- **Supplied records**
------------------------------------------------------------

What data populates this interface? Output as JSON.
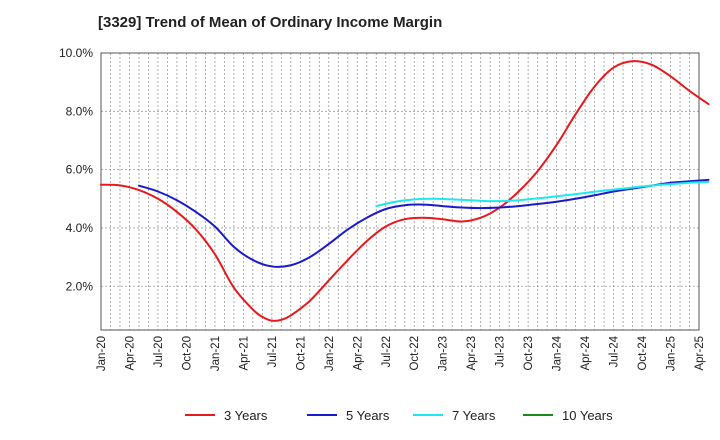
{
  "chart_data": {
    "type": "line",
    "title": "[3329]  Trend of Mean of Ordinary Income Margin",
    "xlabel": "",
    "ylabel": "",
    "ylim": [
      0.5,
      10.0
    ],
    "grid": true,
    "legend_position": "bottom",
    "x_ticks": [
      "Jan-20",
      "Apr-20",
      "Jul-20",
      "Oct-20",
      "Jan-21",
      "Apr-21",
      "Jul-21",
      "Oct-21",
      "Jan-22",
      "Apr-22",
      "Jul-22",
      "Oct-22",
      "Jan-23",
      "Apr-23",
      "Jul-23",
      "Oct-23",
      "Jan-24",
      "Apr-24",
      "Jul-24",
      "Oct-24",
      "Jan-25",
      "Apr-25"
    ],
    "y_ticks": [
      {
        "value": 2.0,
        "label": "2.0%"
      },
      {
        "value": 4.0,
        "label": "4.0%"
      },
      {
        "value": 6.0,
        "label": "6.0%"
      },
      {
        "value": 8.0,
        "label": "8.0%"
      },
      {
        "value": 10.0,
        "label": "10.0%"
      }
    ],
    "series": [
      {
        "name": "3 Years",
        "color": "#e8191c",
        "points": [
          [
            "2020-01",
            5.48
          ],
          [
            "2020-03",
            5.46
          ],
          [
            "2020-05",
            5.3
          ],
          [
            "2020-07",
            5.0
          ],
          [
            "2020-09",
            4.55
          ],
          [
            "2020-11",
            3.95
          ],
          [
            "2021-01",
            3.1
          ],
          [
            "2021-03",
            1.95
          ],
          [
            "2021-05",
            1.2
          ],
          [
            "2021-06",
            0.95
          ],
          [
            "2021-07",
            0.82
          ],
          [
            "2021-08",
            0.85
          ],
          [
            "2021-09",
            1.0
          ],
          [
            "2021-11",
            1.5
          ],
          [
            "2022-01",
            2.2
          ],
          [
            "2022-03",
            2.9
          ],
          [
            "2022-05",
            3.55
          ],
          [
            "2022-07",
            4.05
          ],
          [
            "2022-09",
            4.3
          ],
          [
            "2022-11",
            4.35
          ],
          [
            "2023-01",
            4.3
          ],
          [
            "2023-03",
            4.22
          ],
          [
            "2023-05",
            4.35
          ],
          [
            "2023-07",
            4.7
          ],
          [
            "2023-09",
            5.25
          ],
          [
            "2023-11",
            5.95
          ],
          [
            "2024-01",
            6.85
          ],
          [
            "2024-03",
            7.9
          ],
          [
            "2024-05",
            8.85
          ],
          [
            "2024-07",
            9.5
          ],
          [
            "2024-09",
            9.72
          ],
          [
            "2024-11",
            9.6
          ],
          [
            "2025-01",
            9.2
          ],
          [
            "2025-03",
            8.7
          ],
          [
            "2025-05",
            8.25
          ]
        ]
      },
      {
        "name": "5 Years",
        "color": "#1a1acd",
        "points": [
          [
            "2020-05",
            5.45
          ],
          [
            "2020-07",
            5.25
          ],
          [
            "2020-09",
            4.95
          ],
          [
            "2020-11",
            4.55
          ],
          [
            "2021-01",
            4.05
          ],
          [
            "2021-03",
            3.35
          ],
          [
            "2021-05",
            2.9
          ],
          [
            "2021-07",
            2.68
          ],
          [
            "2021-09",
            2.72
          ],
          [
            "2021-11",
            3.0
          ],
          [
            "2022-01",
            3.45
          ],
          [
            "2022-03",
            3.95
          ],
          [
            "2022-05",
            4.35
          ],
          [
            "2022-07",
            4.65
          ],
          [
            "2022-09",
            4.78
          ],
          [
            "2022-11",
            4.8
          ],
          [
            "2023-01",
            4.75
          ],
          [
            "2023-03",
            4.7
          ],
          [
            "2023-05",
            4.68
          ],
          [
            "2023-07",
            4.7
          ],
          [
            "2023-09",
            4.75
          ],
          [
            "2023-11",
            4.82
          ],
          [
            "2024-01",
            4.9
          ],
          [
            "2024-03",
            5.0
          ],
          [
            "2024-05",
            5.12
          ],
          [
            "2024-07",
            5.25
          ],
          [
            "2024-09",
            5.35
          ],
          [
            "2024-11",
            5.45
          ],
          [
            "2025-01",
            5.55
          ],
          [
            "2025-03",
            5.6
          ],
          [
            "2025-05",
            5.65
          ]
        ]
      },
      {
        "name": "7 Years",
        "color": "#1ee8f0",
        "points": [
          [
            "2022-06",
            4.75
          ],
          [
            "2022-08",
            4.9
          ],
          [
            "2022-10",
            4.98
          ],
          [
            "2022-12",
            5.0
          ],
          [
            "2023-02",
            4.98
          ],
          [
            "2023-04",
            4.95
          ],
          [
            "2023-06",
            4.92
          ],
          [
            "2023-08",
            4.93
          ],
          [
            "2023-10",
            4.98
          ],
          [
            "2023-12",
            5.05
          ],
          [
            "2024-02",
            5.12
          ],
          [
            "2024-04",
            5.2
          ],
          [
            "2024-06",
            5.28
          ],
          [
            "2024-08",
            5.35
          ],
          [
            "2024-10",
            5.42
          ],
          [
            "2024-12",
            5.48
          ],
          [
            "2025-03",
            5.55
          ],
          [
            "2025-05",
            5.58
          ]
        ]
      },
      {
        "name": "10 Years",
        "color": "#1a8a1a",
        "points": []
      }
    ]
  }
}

------------------------------------------------------------

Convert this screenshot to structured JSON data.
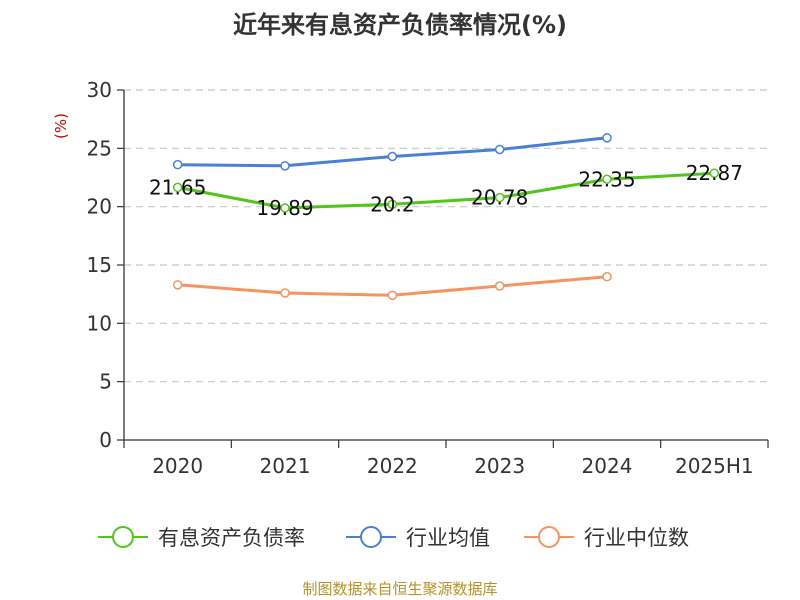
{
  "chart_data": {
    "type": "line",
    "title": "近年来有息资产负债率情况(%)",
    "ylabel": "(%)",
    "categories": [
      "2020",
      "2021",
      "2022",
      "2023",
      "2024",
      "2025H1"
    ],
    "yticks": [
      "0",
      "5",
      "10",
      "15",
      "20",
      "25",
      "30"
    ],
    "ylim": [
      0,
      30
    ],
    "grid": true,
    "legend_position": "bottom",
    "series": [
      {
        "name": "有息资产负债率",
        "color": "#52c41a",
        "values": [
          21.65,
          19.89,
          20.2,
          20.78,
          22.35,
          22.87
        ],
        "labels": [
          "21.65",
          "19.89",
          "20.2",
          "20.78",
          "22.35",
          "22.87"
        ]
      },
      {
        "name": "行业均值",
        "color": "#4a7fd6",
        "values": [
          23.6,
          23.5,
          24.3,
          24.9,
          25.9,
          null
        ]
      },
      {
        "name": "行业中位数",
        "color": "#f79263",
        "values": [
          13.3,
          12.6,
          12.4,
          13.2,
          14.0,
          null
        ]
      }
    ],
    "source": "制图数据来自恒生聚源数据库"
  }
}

------------------------------------------------------------

- **Instruction**
Copy out every line in the listing where the word "JSON" appears.

- **The solution**
What data populates this interface? Output as JSON.
Convert this screenshot to structured JSON data.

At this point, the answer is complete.